Data records:
[Start]

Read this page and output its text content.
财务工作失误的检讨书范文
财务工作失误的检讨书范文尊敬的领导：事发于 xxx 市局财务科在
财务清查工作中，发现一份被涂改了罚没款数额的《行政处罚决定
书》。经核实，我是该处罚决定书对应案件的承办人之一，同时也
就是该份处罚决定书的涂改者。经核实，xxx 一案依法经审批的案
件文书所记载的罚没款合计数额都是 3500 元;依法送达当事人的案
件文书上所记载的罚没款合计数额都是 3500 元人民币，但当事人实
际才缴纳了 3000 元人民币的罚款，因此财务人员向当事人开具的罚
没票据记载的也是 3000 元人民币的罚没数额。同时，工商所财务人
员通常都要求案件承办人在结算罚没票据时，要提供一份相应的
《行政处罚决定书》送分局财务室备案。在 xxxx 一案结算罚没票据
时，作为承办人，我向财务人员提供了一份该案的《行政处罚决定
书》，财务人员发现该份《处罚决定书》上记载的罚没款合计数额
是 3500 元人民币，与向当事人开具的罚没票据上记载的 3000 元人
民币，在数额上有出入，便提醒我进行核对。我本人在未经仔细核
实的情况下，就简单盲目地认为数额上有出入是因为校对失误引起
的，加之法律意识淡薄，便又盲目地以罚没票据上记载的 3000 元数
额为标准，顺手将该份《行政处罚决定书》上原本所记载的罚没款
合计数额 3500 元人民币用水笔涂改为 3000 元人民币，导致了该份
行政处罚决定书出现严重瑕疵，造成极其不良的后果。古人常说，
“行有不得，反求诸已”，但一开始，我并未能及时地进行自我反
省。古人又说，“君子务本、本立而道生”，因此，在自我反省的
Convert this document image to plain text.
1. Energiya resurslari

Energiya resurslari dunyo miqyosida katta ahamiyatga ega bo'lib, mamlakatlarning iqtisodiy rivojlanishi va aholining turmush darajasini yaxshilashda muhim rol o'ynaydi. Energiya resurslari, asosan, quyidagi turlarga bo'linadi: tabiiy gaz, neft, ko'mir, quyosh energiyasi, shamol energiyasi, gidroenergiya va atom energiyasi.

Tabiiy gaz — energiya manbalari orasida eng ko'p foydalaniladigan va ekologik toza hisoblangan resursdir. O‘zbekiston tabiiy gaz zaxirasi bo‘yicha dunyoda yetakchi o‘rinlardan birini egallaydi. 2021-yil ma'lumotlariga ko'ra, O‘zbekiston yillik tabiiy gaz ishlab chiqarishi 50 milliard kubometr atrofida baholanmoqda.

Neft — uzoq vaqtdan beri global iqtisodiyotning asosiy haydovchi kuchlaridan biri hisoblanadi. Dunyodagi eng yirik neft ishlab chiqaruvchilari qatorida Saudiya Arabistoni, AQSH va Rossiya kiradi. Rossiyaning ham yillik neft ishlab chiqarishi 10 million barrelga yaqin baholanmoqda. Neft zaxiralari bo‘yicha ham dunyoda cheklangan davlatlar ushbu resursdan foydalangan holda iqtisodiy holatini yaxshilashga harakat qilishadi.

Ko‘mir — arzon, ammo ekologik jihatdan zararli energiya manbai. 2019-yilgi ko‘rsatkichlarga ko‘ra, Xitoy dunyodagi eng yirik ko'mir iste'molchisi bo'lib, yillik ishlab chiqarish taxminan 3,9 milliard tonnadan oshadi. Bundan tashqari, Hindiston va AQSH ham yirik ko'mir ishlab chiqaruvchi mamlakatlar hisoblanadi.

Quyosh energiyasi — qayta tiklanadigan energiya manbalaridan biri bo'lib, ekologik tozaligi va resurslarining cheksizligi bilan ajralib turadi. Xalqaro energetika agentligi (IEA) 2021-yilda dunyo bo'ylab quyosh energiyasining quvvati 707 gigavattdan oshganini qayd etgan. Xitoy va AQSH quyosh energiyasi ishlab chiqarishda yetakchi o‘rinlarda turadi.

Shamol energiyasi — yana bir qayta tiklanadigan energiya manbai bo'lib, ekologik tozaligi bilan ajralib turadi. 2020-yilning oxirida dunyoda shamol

[End]

Exercise: Search the preceding listing for "bilan" and extract every line where it is found.

Expected answer:
Quyosh energiyasi — qayta tiklanadigan energiya manbalaridan biri bo'lib, ekologik tozaligi va resurslarining cheksizligi bilan ajralib turadi. Xalqaro energetika agentligi (IEA) 2021-yilda dunyo bo'ylab quyosh energiyasining quvvati 707 gigavattdan oshganini qayd etgan. Xitoy va AQSH quyosh energiyasi ishlab chiqarishda yetakchi o‘rinlarda turadi.
Shamol energiyasi — yana bir qayta tiklanadigan energiya manbai bo'lib, ekologik tozaligi bilan ajralib turadi. 2020-yilning oxirida dunyoda shamol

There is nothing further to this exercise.